Every line that holds the string "Attributes" is to be identified and copied.

[Begin Raw data]

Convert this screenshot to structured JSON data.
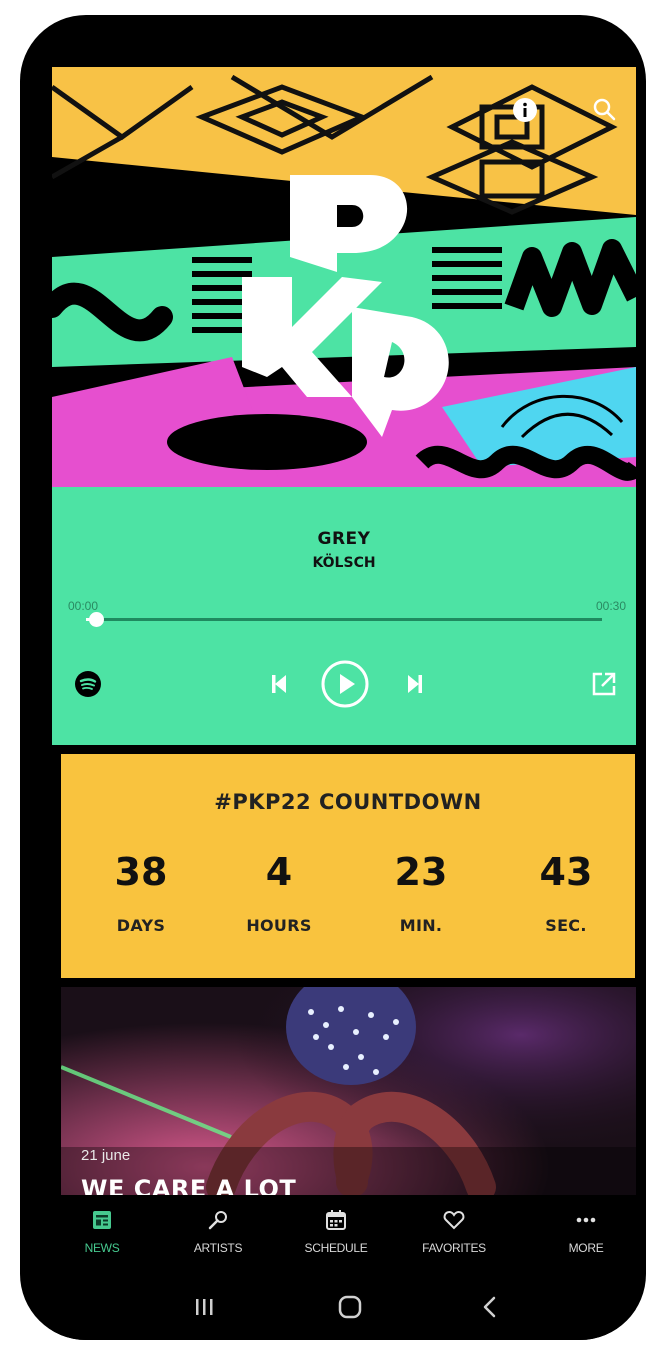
{
  "player": {
    "track_title": "GREY",
    "track_artist": "KÖLSCH",
    "time_elapsed": "00:00",
    "time_total": "00:30",
    "progress": 0.02
  },
  "countdown": {
    "title": "#PKP22 COUNTDOWN",
    "units": [
      {
        "value": "38",
        "label": "DAYS"
      },
      {
        "value": "4",
        "label": "HOURS"
      },
      {
        "value": "23",
        "label": "MIN."
      },
      {
        "value": "43",
        "label": "SEC."
      }
    ]
  },
  "news": {
    "date": "21 june",
    "title": "WE CARE A LOT"
  },
  "nav": {
    "items": [
      {
        "label": "NEWS",
        "icon": "news-icon",
        "active": true
      },
      {
        "label": "ARTISTS",
        "icon": "microphone-icon",
        "active": false
      },
      {
        "label": "SCHEDULE",
        "icon": "calendar-icon",
        "active": false
      },
      {
        "label": "FAVORITES",
        "icon": "heart-icon",
        "active": false
      },
      {
        "label": "MORE",
        "icon": "more-dots-icon",
        "active": false
      }
    ]
  },
  "colors": {
    "player_bg": "#4de3a4",
    "countdown_bg": "#f9c33e",
    "accent": "#46c98f",
    "hero_yellow": "#f8c246",
    "hero_pink": "#e64fcf",
    "hero_cyan": "#4fd6f0"
  }
}
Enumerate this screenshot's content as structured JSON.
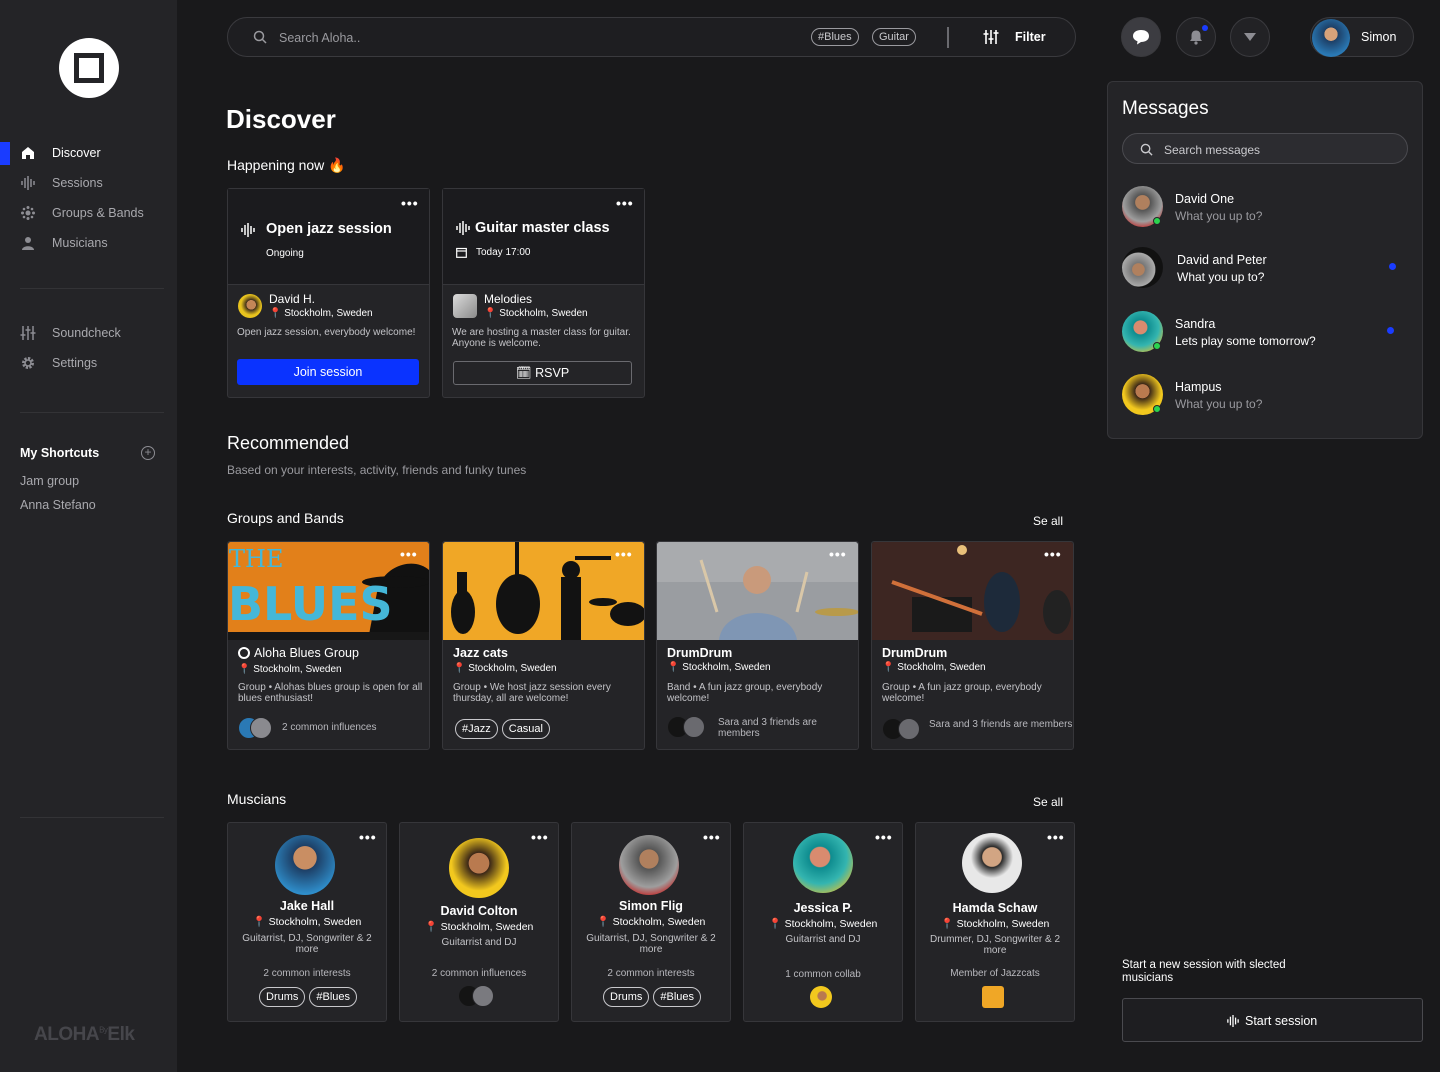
{
  "nav": {
    "items": [
      {
        "label": "Discover",
        "icon": "home-icon"
      },
      {
        "label": "Sessions",
        "icon": "waveform-icon"
      },
      {
        "label": "Groups & Bands",
        "icon": "groups-icon"
      },
      {
        "label": "Musicians",
        "icon": "person-icon"
      }
    ],
    "tools": [
      {
        "label": "Soundcheck",
        "icon": "sliders-icon"
      },
      {
        "label": "Settings",
        "icon": "gear-icon"
      }
    ],
    "shortcuts_title": "My Shortcuts",
    "shortcuts": [
      "Jam group",
      "Anna Stefano"
    ],
    "brand": "ALOHA",
    "brand_by": "By",
    "brand_suffix": "Elk"
  },
  "search": {
    "placeholder": "Search Aloha..",
    "chips": [
      "#Blues",
      "Guitar"
    ],
    "filter_label": "Filter"
  },
  "user": {
    "name": "Simon"
  },
  "colors": {
    "accent": "#0a33ff",
    "background": "#19191b",
    "panel": "#242427",
    "online": "#2bd34e"
  },
  "main": {
    "title": "Discover",
    "happening_title": "Happening now 🔥",
    "events": [
      {
        "title": "Open jazz session",
        "status": "Ongoing",
        "host": "David H.",
        "location": "Stockholm, Sweden",
        "desc": "Open jazz session, everybody welcome!",
        "action": "Join session"
      },
      {
        "title": "Guitar master class",
        "status": "Today 17:00",
        "host": "Melodies",
        "location": "Stockholm, Sweden",
        "desc": "We are hosting a master class for guitar. Anyone is welcome.",
        "action": "RSVP"
      }
    ],
    "recommended_title": "Recommended",
    "recommended_sub": "Based on your interests, activity, friends and funky tunes",
    "groups_title": "Groups and Bands",
    "groups_see_all": "Se all",
    "groups": [
      {
        "title": "Aloha Blues Group",
        "location": "Stockholm, Sweden",
        "desc": "Group • Alohas blues group is open for all blues enthusiast!",
        "foot": "2 common influences",
        "tags": []
      },
      {
        "title": "Jazz cats",
        "location": "Stockholm, Sweden",
        "desc": "Group • We host jazz session every thursday, all are welcome!",
        "foot": "",
        "tags": [
          "#Jazz",
          "Casual"
        ]
      },
      {
        "title": "DrumDrum",
        "location": "Stockholm, Sweden",
        "desc": "Band • A fun jazz group, everybody welcome!",
        "foot": "Sara and 3 friends are members",
        "tags": []
      },
      {
        "title": "DrumDrum",
        "location": "Stockholm, Sweden",
        "desc": "Group • A fun jazz group, everybody welcome!",
        "foot": "Sara and 3 friends are members",
        "tags": []
      }
    ],
    "blues_image_text": [
      "THE",
      "BLUES"
    ],
    "musicians_title": "Muscians",
    "musicians_see_all": "Se all",
    "musicians": [
      {
        "name": "Jake Hall",
        "location": "Stockholm, Sweden",
        "role": "Guitarrist, DJ, Songwriter & 2 more",
        "common": "2 common interests",
        "tags": [
          "Drums",
          "#Blues"
        ]
      },
      {
        "name": "David Colton",
        "location": "Stockholm, Sweden",
        "role": "Guitarrist and DJ",
        "common": "2 common influences",
        "tags": []
      },
      {
        "name": "Simon Flig",
        "location": "Stockholm, Sweden",
        "role": "Guitarrist, DJ, Songwriter & 2 more",
        "common": "2 common interests",
        "tags": [
          "Drums",
          "#Blues"
        ]
      },
      {
        "name": "Jessica P.",
        "location": "Stockholm, Sweden",
        "role": "Guitarrist and DJ",
        "common": "1 common collab",
        "tags": []
      },
      {
        "name": "Hamda Schaw",
        "location": "Stockholm, Sweden",
        "role": "Drummer, DJ, Songwriter & 2 more",
        "common": "Member of Jazzcats",
        "tags": []
      }
    ]
  },
  "messages": {
    "title": "Messages",
    "search_placeholder": "Search messages",
    "items": [
      {
        "name": "David One",
        "text": "What you up to?",
        "unread": false,
        "online": true
      },
      {
        "name": "David and Peter",
        "text": "What you up to?",
        "unread": true,
        "online": false
      },
      {
        "name": "Sandra",
        "text": "Lets play some tomorrow?",
        "unread": true,
        "online": true
      },
      {
        "name": "Hampus",
        "text": "What you up to?",
        "unread": false,
        "online": true
      }
    ],
    "start_text": "Start a new session with slected musicians",
    "start_button": "Start session"
  }
}
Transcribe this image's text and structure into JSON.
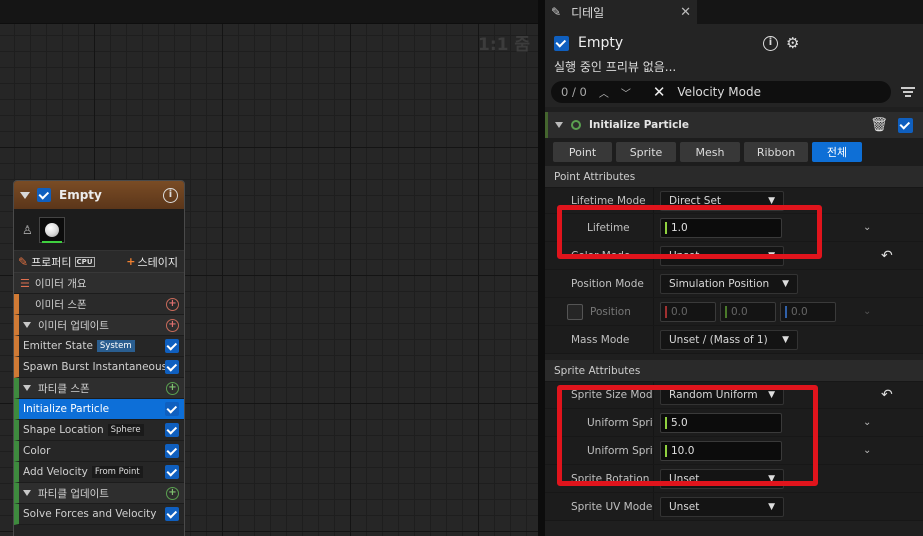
{
  "graph": {
    "zoom_label": "1:1 줌"
  },
  "node": {
    "title": "Empty",
    "tab_properties": "프로퍼티",
    "tab_cpu": "CPU",
    "tab_stage": "스테이지",
    "emitter_summary": "이미터 개요",
    "emitter_spawn": "이미터 스폰",
    "emitter_update": "이미터 업데이트",
    "emitter_state": "Emitter State",
    "emitter_state_tag": "System",
    "spawn_burst": "Spawn Burst Instantaneous",
    "particle_spawn": "파티클 스폰",
    "initialize_particle": "Initialize Particle",
    "shape_location": "Shape Location",
    "shape_location_tag": "Sphere",
    "color": "Color",
    "add_velocity": "Add Velocity",
    "add_velocity_tag": "From Point",
    "particle_update": "파티클 업데이트",
    "solve_forces": "Solve Forces and Velocity"
  },
  "details": {
    "tab_title": "디테일",
    "emitter_name": "Empty",
    "subtitle": "실행 중인 프리뷰 없음...",
    "search": {
      "count": "0 / 0",
      "query": "Velocity Mode"
    },
    "module_title": "Initialize Particle",
    "filters": [
      "Point",
      "Sprite",
      "Mesh",
      "Ribbon",
      "전체"
    ],
    "active_filter_index": 4,
    "point_attributes": "Point Attributes",
    "lifetime_mode_label": "Lifetime Mode",
    "lifetime_mode_value": "Direct Set",
    "lifetime_label": "Lifetime",
    "lifetime_value": "1.0",
    "color_mode_label": "Color Mode",
    "color_mode_value": "Unset",
    "position_mode_label": "Position Mode",
    "position_mode_value": "Simulation Position",
    "position_label": "Position",
    "position_x": "0.0",
    "position_y": "0.0",
    "position_z": "0.0",
    "mass_mode_label": "Mass Mode",
    "mass_mode_value": "Unset / (Mass of 1)",
    "sprite_attributes": "Sprite Attributes",
    "sprite_size_mode_label": "Sprite Size Mode",
    "sprite_size_mode_value": "Random Uniform",
    "uniform_min_label": "Uniform Sprite Size Min",
    "uniform_min_value": "5.0",
    "uniform_max_label": "Uniform Sprite Size Max",
    "uniform_max_value": "10.0",
    "sprite_rotation_label": "Sprite Rotation Mode",
    "sprite_rotation_value": "Unset",
    "sprite_uv_label": "Sprite UV Mode",
    "sprite_uv_value": "Unset"
  },
  "colors": {
    "accent_blue": "#0e6fd6",
    "highlight_red": "#e0141c",
    "module_green": "#5aa050"
  }
}
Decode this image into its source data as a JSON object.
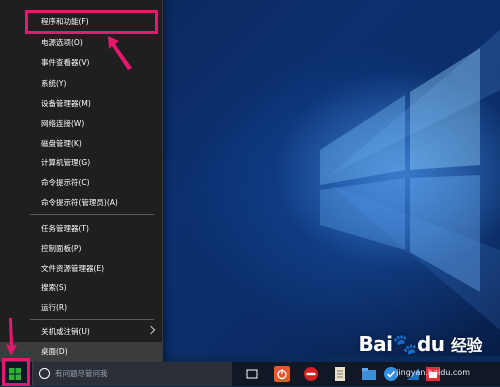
{
  "menu": {
    "items": [
      {
        "label": "程序和功能(F)"
      },
      {
        "label": "电源选项(O)"
      },
      {
        "label": "事件查看器(V)"
      },
      {
        "label": "系统(Y)"
      },
      {
        "label": "设备管理器(M)"
      },
      {
        "label": "网络连接(W)"
      },
      {
        "label": "磁盘管理(K)"
      },
      {
        "label": "计算机管理(G)"
      },
      {
        "label": "命令提示符(C)"
      },
      {
        "label": "命令提示符(管理员)(A)"
      },
      {
        "label": "任务管理器(T)"
      },
      {
        "label": "控制面板(P)"
      },
      {
        "label": "文件资源管理器(E)"
      },
      {
        "label": "搜索(S)"
      },
      {
        "label": "运行(R)"
      },
      {
        "label": "关机或注销(U)"
      },
      {
        "label": "桌面(D)"
      }
    ]
  },
  "taskbar": {
    "search_placeholder": "有问题尽管问我"
  },
  "watermark": {
    "brand": "Bai",
    "brand_mid": "du",
    "brand_suffix": "经验",
    "sub": "jingyan.baidu.com"
  },
  "colors": {
    "annotation": "#e8186f",
    "menu_bg": "#1f1f1f",
    "taskbar_bg": "#101725",
    "start_icon": "#2fb336"
  }
}
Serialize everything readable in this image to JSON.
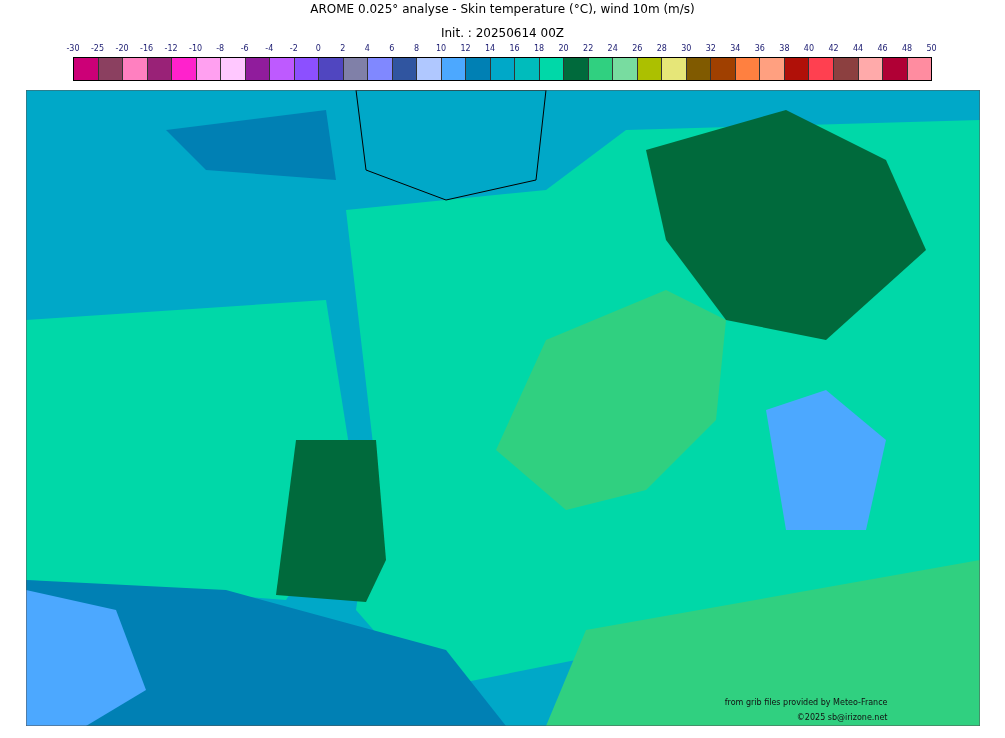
{
  "title": "AROME 0.025° analyse - Skin temperature (°C), wind 10m (m/s)",
  "subtitle": "Init. : 20250614 00Z",
  "colorbar": {
    "ticks": [
      "-30",
      "-25",
      "-20",
      "-16",
      "-12",
      "-10",
      "-8",
      "-6",
      "-4",
      "-2",
      "0",
      "2",
      "4",
      "6",
      "8",
      "10",
      "12",
      "14",
      "16",
      "18",
      "20",
      "22",
      "24",
      "26",
      "28",
      "30",
      "32",
      "34",
      "36",
      "38",
      "40",
      "42",
      "44",
      "46",
      "48",
      "50"
    ],
    "swatches": [
      {
        "color": "#cc0077"
      },
      {
        "color": "#8b4060"
      },
      {
        "color": "#ff80c0"
      },
      {
        "color": "#992277"
      },
      {
        "color": "#ff22cc"
      },
      {
        "color": "#ffa0f0"
      },
      {
        "color": "#ffc8ff"
      },
      {
        "color": "#901c9c"
      },
      {
        "color": "#be5aff"
      },
      {
        "color": "#8c50ff"
      },
      {
        "color": "#5046c0"
      },
      {
        "color": "#8080a8"
      },
      {
        "color": "#8088ff"
      },
      {
        "color": "#3055a0"
      },
      {
        "color": "#b0c8ff"
      },
      {
        "color": "#4ca8ff"
      },
      {
        "color": "#0080b4"
      },
      {
        "color": "#00a8c8"
      },
      {
        "color": "#00bcbc"
      },
      {
        "color": "#00d8a8"
      },
      {
        "color": "#006a3c"
      },
      {
        "color": "#30d080"
      },
      {
        "color": "#78dca0"
      },
      {
        "color": "#acc000"
      },
      {
        "color": "#e6e678"
      },
      {
        "color": "#805a00"
      },
      {
        "color": "#a04000"
      },
      {
        "color": "#ff8040"
      },
      {
        "color": "#ffa080"
      },
      {
        "color": "#b01008"
      },
      {
        "color": "#ff4050"
      },
      {
        "color": "#8c4040"
      },
      {
        "color": "#ffaaaa"
      },
      {
        "color": "#b00035"
      },
      {
        "color": "#ff8ca0"
      }
    ]
  },
  "credits": [
    "from grib files provided by Meteo-France",
    "©2025 sb@irizone.net"
  ]
}
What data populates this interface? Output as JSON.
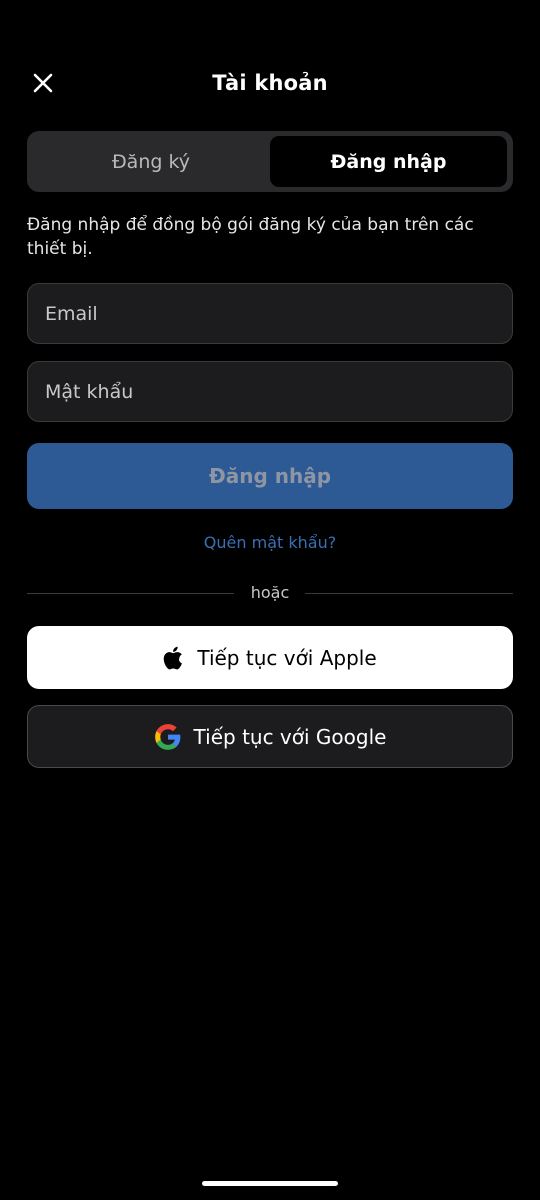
{
  "header": {
    "title": "Tài khoản",
    "close_icon": "close-icon"
  },
  "tabs": [
    {
      "label": "Đăng ký",
      "selected": false
    },
    {
      "label": "Đăng nhập",
      "selected": true
    }
  ],
  "description": "Đăng nhập để đồng bộ gói đăng ký của bạn trên các thiết bị.",
  "form": {
    "email_placeholder": "Email",
    "email_value": "",
    "password_placeholder": "Mật khẩu",
    "password_value": "",
    "submit_label": "Đăng nhập",
    "forgot_label": "Quên mật khẩu?"
  },
  "divider": {
    "label": "hoặc"
  },
  "social": {
    "apple_label": "Tiếp tục với Apple",
    "apple_icon": "apple-icon",
    "google_label": "Tiếp tục với Google",
    "google_icon": "google-icon"
  },
  "colors": {
    "background": "#000000",
    "primary_button": "#2d5a94",
    "link": "#3a6fb5",
    "field_background": "#1c1c1e"
  }
}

[End Raw data]

=== The completed task ===
    "point_attributes": "Point Attributes",
    "sprite_attributes": "Sprite Attributes",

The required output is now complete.